Set problem -
In the records below, tally every line containing "hermostoon". Report only the total.

Stored data -
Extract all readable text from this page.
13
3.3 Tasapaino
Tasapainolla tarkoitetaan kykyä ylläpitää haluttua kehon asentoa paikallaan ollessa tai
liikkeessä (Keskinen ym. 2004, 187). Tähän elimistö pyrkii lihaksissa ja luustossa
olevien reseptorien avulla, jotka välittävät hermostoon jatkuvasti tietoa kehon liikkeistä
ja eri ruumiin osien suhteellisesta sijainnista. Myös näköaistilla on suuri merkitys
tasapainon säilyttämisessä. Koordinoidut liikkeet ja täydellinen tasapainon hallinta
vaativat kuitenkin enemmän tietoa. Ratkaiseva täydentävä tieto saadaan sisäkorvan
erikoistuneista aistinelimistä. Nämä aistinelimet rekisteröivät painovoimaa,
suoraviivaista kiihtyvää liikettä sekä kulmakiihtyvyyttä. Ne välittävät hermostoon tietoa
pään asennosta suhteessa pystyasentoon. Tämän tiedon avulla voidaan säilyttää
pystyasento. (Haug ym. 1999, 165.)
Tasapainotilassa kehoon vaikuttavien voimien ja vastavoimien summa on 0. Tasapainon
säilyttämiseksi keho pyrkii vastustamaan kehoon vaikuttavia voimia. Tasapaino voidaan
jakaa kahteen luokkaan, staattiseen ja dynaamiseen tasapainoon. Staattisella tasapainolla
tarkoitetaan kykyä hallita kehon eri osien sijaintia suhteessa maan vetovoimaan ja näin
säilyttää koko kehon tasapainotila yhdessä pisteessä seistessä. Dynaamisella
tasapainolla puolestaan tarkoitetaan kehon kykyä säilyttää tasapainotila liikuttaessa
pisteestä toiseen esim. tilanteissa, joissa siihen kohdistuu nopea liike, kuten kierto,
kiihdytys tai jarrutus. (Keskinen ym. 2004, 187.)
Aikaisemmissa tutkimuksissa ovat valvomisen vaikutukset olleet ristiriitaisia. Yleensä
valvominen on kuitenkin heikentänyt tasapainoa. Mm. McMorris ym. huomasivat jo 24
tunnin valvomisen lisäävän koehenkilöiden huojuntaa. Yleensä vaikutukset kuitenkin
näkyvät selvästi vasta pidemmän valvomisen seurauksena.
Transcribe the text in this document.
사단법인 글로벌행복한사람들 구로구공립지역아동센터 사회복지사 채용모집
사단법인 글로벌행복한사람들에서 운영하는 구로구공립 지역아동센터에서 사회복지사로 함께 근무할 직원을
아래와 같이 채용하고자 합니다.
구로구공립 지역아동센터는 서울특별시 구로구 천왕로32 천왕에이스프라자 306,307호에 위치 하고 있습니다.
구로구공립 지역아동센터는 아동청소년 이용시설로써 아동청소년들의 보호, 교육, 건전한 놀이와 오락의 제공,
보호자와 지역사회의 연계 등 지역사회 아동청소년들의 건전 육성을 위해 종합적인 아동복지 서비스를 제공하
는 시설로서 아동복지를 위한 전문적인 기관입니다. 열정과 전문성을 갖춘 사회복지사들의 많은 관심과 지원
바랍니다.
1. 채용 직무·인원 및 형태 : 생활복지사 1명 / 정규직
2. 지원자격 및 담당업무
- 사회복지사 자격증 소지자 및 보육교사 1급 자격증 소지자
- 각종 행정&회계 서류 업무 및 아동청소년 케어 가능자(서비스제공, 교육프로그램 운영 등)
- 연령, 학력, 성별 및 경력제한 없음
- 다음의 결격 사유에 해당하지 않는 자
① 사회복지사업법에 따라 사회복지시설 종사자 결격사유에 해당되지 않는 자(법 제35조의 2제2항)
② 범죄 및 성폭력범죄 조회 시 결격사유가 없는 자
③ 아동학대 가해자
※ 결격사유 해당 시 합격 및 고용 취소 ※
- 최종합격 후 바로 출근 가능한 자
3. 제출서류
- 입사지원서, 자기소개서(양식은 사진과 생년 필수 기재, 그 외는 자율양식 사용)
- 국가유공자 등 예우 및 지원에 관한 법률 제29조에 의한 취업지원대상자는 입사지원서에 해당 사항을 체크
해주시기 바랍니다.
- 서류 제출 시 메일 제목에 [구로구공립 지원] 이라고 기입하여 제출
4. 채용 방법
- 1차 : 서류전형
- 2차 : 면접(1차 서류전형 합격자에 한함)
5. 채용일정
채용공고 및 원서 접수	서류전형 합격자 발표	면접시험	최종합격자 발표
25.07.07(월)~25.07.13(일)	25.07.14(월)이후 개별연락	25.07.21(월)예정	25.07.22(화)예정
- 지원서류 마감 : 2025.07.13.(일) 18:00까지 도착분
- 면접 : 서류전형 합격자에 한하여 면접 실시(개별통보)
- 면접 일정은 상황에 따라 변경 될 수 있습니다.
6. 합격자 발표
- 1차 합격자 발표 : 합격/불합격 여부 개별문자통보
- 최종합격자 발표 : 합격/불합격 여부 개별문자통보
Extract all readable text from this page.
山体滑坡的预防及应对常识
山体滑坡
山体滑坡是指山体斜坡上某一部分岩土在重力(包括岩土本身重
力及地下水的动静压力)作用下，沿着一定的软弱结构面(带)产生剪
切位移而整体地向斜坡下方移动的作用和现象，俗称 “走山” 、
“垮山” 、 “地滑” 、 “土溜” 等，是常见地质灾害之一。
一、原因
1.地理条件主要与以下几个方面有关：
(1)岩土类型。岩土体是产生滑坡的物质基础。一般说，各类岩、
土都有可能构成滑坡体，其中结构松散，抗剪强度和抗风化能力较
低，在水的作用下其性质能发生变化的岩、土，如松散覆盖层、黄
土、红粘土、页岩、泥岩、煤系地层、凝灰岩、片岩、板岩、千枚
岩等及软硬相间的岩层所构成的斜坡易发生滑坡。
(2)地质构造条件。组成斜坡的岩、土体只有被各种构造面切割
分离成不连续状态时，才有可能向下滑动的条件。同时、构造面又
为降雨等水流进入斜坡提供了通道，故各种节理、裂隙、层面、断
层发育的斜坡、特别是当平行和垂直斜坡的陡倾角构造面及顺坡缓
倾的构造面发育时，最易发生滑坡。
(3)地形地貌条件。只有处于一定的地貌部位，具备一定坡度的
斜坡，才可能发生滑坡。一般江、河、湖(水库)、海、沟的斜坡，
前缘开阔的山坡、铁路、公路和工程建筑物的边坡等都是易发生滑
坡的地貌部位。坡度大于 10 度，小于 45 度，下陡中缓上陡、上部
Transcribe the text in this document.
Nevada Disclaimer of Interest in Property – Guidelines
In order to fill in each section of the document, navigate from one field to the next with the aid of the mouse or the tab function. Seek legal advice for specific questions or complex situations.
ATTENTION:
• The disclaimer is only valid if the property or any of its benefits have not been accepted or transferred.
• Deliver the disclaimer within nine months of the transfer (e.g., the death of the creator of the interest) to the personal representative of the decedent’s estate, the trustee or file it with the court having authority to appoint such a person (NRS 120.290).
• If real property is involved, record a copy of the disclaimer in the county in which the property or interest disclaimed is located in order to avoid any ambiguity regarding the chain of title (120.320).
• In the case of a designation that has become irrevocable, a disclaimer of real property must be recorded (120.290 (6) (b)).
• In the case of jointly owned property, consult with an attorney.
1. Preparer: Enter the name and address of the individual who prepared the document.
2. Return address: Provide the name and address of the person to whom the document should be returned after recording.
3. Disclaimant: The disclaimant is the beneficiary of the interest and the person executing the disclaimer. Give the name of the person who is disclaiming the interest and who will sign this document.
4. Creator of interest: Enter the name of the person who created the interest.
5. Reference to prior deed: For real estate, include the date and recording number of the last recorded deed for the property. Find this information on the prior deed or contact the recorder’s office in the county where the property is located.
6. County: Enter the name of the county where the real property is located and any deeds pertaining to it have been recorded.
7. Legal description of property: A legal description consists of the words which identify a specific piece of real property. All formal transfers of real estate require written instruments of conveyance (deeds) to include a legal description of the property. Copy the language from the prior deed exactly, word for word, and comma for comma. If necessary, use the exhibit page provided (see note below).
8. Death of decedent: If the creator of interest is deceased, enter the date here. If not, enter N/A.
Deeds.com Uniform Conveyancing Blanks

Answer to the problem -
2